■ **Extracted data**
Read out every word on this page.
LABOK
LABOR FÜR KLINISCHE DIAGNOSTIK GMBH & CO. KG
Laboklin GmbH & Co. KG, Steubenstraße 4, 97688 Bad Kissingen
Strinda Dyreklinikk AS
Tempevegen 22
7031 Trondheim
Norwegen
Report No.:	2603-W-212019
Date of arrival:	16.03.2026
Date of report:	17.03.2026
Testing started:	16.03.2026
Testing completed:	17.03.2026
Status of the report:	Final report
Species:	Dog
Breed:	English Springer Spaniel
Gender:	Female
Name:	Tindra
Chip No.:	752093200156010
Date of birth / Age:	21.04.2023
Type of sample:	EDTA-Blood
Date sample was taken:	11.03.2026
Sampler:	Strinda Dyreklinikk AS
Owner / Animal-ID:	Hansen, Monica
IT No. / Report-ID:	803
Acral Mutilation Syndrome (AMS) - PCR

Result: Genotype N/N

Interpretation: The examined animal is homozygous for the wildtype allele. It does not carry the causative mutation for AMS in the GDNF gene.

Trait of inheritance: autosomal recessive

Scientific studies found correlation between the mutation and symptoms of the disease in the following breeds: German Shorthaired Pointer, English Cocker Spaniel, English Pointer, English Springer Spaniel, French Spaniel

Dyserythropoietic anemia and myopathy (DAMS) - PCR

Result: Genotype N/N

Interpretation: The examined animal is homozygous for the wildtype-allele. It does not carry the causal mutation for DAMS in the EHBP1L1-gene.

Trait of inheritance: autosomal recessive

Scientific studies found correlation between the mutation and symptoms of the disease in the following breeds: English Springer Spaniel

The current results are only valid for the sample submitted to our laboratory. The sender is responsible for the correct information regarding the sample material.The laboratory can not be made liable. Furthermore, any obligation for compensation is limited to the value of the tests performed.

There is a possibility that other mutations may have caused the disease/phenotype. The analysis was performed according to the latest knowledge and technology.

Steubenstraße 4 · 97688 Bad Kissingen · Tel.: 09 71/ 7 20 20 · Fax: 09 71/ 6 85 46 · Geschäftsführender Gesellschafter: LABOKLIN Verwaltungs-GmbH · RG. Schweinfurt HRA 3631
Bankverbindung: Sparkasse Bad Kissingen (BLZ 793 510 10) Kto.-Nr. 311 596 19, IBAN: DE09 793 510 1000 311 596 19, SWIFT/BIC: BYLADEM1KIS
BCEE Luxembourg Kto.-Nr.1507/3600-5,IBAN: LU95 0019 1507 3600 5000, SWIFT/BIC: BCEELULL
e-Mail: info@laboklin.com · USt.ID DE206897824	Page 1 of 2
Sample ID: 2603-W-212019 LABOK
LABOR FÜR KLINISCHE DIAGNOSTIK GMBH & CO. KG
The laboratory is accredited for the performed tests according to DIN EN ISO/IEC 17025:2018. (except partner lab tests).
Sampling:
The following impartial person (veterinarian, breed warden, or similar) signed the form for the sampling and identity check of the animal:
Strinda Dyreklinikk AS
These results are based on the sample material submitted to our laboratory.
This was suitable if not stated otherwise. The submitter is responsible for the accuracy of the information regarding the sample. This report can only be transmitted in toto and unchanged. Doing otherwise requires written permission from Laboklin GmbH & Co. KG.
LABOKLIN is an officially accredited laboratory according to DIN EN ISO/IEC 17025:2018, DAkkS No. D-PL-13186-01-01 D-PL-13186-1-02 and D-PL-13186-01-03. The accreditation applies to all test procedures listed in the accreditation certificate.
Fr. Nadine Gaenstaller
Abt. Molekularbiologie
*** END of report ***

■ **What you need to do**
Each line in the material above must be retyped without alteration.

■ **Result of the exercise**
Read out every word on this page.
LABOK
LABOR FÜR KLINISCHE DIAGNOSTIK GMBH & CO. KG
Laboklin GmbH & Co. KG, Steubenstraße 4, 97688 Bad Kissingen
Strinda Dyreklinikk AS
Tempevegen 22
7031 Trondheim
Norwegen
Report No.:	2603-W-212019
Date of arrival:	16.03.2026
Date of report:	17.03.2026
Testing started:	16.03.2026
Testing completed:	17.03.2026
Status of the report:	Final report
Species:	Dog
Breed:	English Springer Spaniel
Gender:	Female
Name:	Tindra
Chip No.:	752093200156010
Date of birth / Age:	21.04.2023
Type of sample:	EDTA-Blood
Date sample was taken:	11.03.2026
Sampler:	Strinda Dyreklinikk AS
Owner / Animal-ID:	Hansen, Monica
IT No. / Report-ID:	803
Acral Mutilation Syndrome (AMS) - PCR

Result: Genotype N/N

Interpretation: The examined animal is homozygous for the wildtype allele. It does not carry the causative mutation for AMS in the GDNF gene.

Trait of inheritance: autosomal recessive

Scientific studies found correlation between the mutation and symptoms of the disease in the following breeds: German Shorthaired Pointer, English Cocker Spaniel, English Pointer, English Springer Spaniel, French Spaniel

Dyserythropoietic anemia and myopathy (DAMS) - PCR

Result: Genotype N/N

Interpretation: The examined animal is homozygous for the wildtype-allele. It does not carry the causal mutation for DAMS in the EHBP1L1-gene.

Trait of inheritance: autosomal recessive

Scientific studies found correlation between the mutation and symptoms of the disease in the following breeds: English Springer Spaniel

The current results are only valid for the sample submitted to our laboratory. The sender is responsible for the correct information regarding the sample material.The laboratory can not be made liable. Furthermore, any obligation for compensation is limited to the value of the tests performed.

There is a possibility that other mutations may have caused the disease/phenotype. The analysis was performed according to the latest knowledge and technology.

Steubenstraße 4 · 97688 Bad Kissingen · Tel.: 09 71/ 7 20 20 · Fax: 09 71/ 6 85 46 · Geschäftsführender Gesellschafter: LABOKLIN Verwaltungs-GmbH · RG. Schweinfurt HRA 3631
Bankverbindung: Sparkasse Bad Kissingen (BLZ 793 510 10) Kto.-Nr. 311 596 19, IBAN: DE09 793 510 1000 311 596 19, SWIFT/BIC: BYLADEM1KIS
BCEE Luxembourg Kto.-Nr.1507/3600-5,IBAN: LU95 0019 1507 3600 5000, SWIFT/BIC: BCEELULL
e-Mail: info@laboklin.com · USt.ID DE206897824	Page 1 of 2
Sample ID: 2603-W-212019 LABOK
LABOR FÜR KLINISCHE DIAGNOSTIK GMBH & CO. KG
The laboratory is accredited for the performed tests according to DIN EN ISO/IEC 17025:2018. (except partner lab tests).
Sampling:
The following impartial person (veterinarian, breed warden, or similar) signed the form for the sampling and identity check of the animal:
Strinda Dyreklinikk AS
These results are based on the sample material submitted to our laboratory.
This was suitable if not stated otherwise. The submitter is responsible for the accuracy of the information regarding the sample. This report can only be transmitted in toto and unchanged. Doing otherwise requires written permission from Laboklin GmbH & Co. KG.
LABOKLIN is an officially accredited laboratory according to DIN EN ISO/IEC 17025:2018, DAkkS No. D-PL-13186-01-01 D-PL-13186-1-02 and D-PL-13186-01-03. The accreditation applies to all test procedures listed in the accreditation certificate.
Fr. Nadine Gaenstaller
Abt. Molekularbiologie
*** END of report ***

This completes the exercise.